* **SET EXERCISE**: Pick out each line with the word "curved" from the material that follows.

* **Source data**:

⁂

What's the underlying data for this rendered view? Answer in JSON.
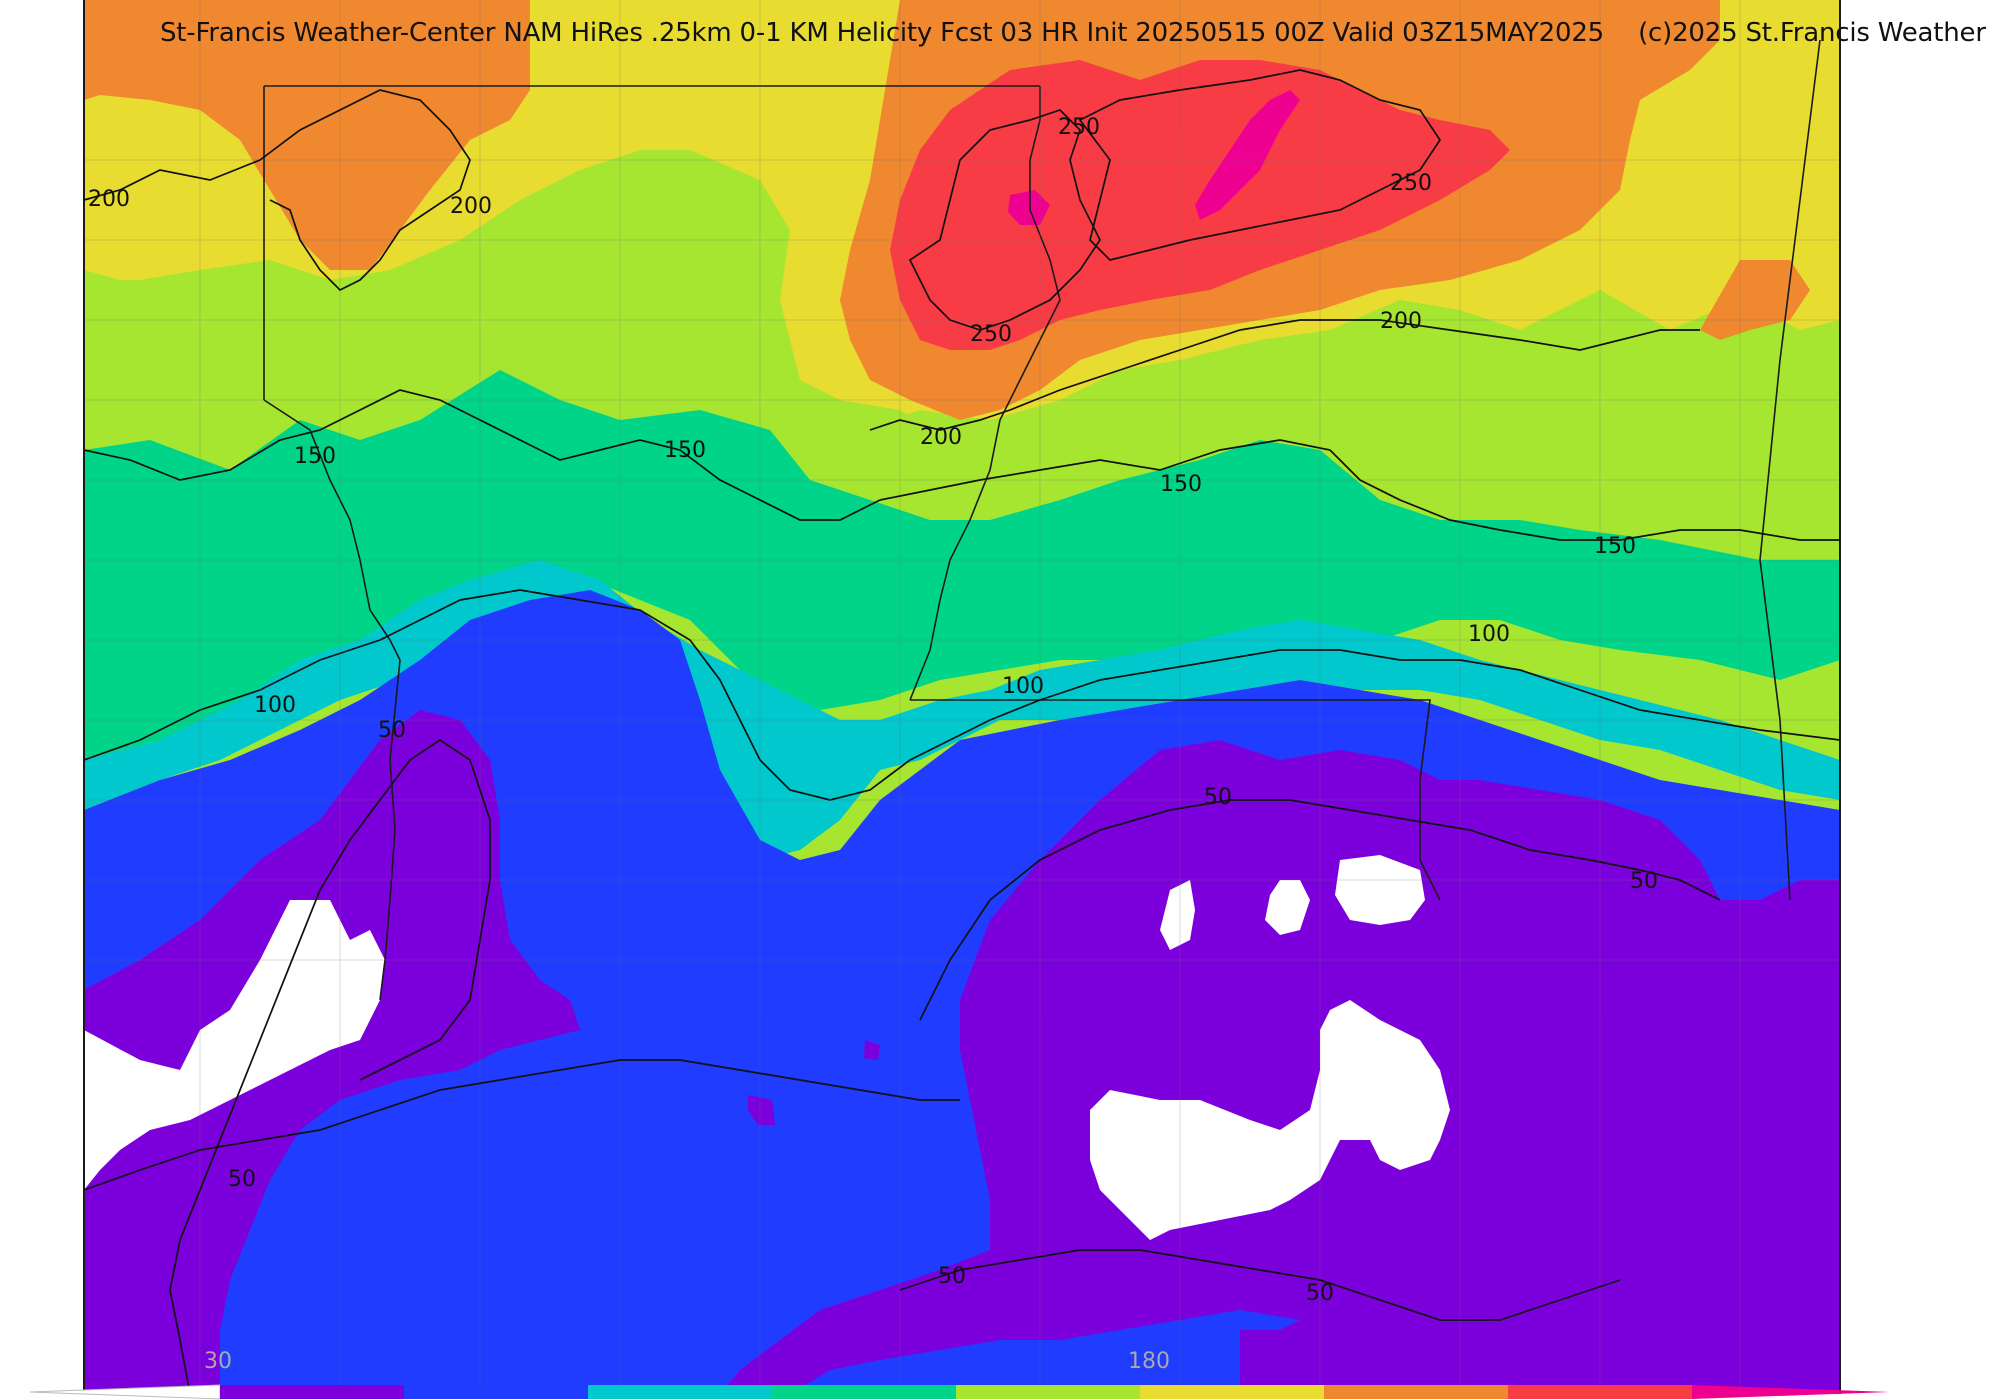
{
  "header": {
    "title": "St-Francis Weather-Center NAM HiRes .25km 0-1 KM Helicity Fcst 03 HR Init 20250515 00Z  Valid 03Z15MAY2025",
    "copyright": "(c)2025 St.Francis Weather"
  },
  "contour_labels": [
    "200",
    "200",
    "250",
    "250",
    "250",
    "200",
    "200",
    "150",
    "150",
    "150",
    "150",
    "100",
    "100",
    "100",
    "50",
    "50",
    "50",
    "50",
    "50",
    "50"
  ],
  "legend": {
    "ticks": [
      "30",
      "180"
    ],
    "colors": [
      "#8000e0",
      "#2040ff",
      "#00c8c8",
      "#00d488",
      "#a8e830",
      "#e8dc30",
      "#f08830",
      "#f83c46",
      "#f0008c"
    ]
  },
  "fill_colors": {
    "30_60": "#7c00dc",
    "60_90": "#203cff",
    "90_120": "#00c8cc",
    "120_150": "#00d488",
    "150_180": "#a6e630",
    "180_210": "#e8dc30",
    "210_240": "#f08830",
    "240_270": "#f83c46",
    "270_300": "#ee0090"
  }
}
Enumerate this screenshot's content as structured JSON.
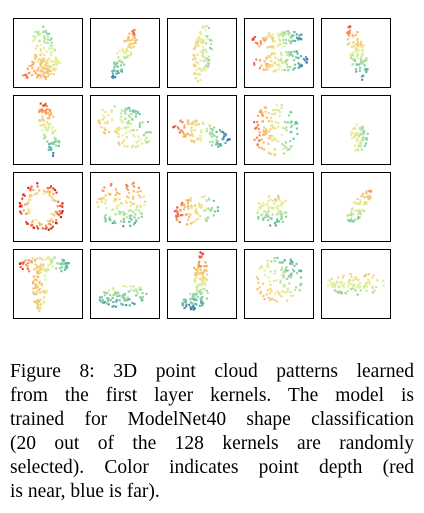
{
  "figure": {
    "caption_lines": [
      "Figure 8: 3D point cloud patterns learned",
      "from the first layer kernels. The model is",
      "trained for ModelNet40 shape classification",
      "(20 out of the 128 kernels are randomly",
      "selected). Color indicates point depth (red",
      "is near, blue is far)."
    ]
  },
  "colors": {
    "near": "#d7191c",
    "mid_warm": "#fdae61",
    "mid": "#e6f598",
    "mid_cool": "#66c2a5",
    "far": "#2b43c2",
    "frame": "#000000"
  },
  "kernels": [
    {
      "shape": "tall-left",
      "depth": "diagonal"
    },
    {
      "shape": "thin-diagonal",
      "depth": "vertical"
    },
    {
      "shape": "narrow-vertical",
      "depth": "horizontal"
    },
    {
      "shape": "two-discs",
      "depth": "horizontal"
    },
    {
      "shape": "thin-vertical",
      "depth": "vertical"
    },
    {
      "shape": "thin-vertical",
      "depth": "vertical"
    },
    {
      "shape": "curved-blob",
      "depth": "diagonal"
    },
    {
      "shape": "flat-wedge",
      "depth": "horizontal"
    },
    {
      "shape": "round-blob",
      "depth": "horizontal"
    },
    {
      "shape": "small-oval",
      "depth": "horizontal"
    },
    {
      "shape": "ring",
      "depth": "radial"
    },
    {
      "shape": "scatter",
      "depth": "vertical"
    },
    {
      "shape": "wedge-low",
      "depth": "horizontal"
    },
    {
      "shape": "curved-thin",
      "depth": "vertical"
    },
    {
      "shape": "thin-diagonal-small",
      "depth": "vertical"
    },
    {
      "shape": "t-shape",
      "depth": "horizontal"
    },
    {
      "shape": "flat-low",
      "depth": "vertical"
    },
    {
      "shape": "l-shape",
      "depth": "vertical"
    },
    {
      "shape": "triangle",
      "depth": "diagonal"
    },
    {
      "shape": "flat-oval",
      "depth": "vertical"
    }
  ]
}
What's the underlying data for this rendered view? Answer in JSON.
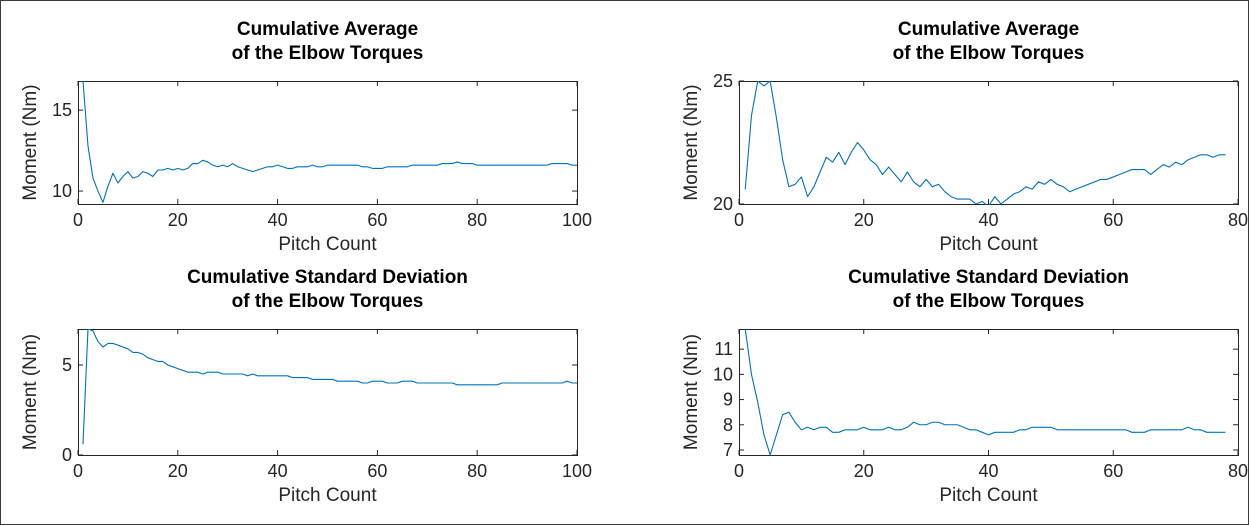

⁂

* **SOLVED PROBLEM**:
      "shape": "curved-blob",
      "shape": "curved-thin",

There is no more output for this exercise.